*Stated goal*: Among the records below, find each line that includes the string "text" and copy it.

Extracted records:
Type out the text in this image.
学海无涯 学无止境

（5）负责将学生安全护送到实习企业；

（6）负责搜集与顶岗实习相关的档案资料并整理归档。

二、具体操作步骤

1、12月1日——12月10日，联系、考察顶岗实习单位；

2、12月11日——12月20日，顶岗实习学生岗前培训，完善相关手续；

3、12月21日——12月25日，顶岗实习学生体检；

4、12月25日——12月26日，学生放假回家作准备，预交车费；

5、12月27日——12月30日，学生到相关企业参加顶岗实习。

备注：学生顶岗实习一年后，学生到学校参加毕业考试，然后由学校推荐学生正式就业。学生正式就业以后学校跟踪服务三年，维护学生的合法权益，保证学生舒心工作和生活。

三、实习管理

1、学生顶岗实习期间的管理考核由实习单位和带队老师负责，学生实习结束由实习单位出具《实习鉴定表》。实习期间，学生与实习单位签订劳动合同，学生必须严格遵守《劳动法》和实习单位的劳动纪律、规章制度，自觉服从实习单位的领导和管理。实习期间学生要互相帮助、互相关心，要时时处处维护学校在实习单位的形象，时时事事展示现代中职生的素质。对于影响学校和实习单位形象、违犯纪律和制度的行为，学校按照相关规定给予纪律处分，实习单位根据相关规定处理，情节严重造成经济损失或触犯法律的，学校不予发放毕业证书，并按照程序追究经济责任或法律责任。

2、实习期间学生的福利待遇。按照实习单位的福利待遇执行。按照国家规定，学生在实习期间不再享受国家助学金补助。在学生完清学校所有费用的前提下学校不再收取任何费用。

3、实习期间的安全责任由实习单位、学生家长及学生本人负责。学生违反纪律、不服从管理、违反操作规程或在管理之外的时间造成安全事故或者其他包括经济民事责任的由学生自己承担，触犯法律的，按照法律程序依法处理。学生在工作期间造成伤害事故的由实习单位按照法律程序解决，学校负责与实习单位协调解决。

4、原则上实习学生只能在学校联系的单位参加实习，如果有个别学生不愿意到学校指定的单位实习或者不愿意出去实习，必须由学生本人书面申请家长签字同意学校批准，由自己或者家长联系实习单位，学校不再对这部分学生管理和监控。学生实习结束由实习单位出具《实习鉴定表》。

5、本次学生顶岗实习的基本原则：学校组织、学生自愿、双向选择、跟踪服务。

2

* * *

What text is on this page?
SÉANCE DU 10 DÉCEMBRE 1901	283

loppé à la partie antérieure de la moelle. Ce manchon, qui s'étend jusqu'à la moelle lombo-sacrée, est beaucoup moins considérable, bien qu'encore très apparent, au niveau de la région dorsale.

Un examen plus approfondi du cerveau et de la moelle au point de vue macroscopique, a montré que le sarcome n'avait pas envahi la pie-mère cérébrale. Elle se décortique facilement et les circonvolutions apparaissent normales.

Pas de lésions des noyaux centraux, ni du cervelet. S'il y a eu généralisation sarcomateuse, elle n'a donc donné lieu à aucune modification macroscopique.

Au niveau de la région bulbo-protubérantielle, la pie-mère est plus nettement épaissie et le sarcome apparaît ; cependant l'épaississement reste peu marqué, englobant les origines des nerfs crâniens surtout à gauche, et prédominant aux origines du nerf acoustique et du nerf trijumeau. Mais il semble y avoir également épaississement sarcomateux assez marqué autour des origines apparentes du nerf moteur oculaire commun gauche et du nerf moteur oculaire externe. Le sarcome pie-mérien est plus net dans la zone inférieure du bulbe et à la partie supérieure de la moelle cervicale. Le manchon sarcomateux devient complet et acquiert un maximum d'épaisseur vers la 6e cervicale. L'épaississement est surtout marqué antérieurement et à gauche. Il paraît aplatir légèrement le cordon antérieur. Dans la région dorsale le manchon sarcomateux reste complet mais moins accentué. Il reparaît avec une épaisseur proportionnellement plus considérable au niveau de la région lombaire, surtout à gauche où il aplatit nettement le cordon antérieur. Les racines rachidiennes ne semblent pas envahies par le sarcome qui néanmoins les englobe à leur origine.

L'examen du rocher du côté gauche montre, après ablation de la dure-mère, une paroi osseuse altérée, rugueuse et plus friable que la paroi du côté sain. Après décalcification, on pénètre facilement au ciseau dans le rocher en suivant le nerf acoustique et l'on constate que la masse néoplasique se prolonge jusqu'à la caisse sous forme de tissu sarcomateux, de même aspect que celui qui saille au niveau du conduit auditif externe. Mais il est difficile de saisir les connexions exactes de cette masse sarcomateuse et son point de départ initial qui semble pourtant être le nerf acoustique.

--

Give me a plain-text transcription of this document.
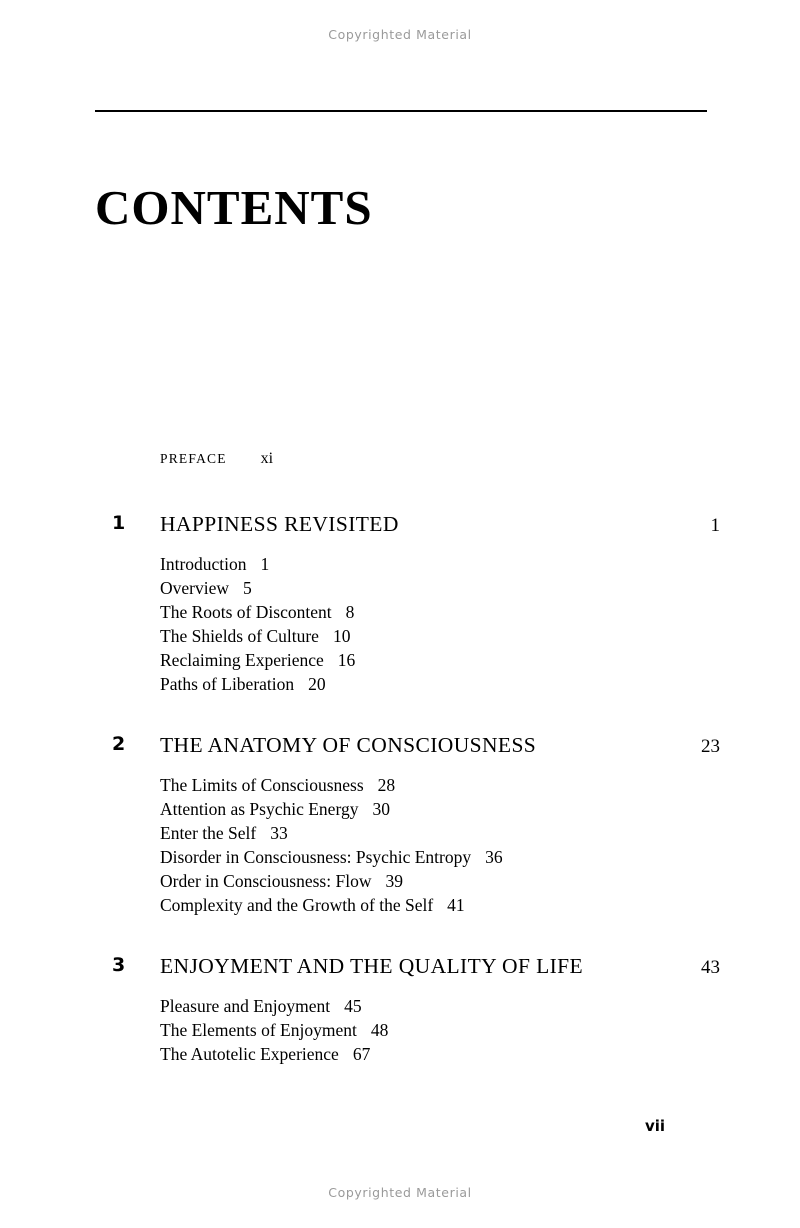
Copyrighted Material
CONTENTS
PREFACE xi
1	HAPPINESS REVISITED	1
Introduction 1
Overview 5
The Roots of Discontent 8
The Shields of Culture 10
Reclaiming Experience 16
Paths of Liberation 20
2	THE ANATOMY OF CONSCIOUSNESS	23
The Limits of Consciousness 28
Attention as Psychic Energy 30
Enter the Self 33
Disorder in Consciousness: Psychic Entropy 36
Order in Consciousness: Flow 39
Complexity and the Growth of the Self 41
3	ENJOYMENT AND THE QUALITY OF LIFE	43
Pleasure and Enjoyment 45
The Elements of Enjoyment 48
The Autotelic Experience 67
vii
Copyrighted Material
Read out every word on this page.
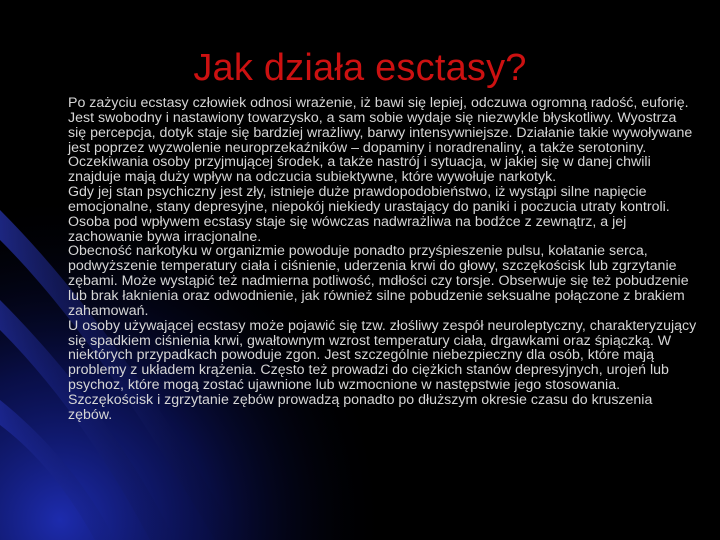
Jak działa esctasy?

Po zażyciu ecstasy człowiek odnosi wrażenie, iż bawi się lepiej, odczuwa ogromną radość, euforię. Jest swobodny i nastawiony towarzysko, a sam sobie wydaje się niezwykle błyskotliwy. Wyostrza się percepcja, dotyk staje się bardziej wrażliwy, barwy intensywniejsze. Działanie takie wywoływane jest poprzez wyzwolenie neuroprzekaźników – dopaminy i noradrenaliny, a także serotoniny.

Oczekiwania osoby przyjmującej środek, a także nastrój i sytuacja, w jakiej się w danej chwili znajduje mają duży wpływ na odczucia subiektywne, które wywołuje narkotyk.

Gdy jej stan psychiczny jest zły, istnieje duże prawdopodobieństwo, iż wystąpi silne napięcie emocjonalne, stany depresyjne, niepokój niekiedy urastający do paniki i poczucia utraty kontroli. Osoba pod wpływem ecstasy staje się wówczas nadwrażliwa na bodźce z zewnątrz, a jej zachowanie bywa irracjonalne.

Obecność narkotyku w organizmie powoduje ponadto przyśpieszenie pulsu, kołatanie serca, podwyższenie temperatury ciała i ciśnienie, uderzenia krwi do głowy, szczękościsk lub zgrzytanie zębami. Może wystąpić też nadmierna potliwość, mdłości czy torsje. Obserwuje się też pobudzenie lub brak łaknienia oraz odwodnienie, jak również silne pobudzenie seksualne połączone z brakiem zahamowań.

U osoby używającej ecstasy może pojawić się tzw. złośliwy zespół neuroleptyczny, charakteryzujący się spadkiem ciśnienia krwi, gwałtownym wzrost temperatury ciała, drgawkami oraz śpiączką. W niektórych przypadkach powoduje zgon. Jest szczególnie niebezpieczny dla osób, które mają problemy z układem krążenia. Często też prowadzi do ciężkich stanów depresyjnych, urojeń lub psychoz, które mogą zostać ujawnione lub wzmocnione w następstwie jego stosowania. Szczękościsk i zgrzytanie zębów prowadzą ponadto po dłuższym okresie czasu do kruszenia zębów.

*Result*:
Type out the text in this image.
What text is on this page?
Give me a plain-text transcription of this document.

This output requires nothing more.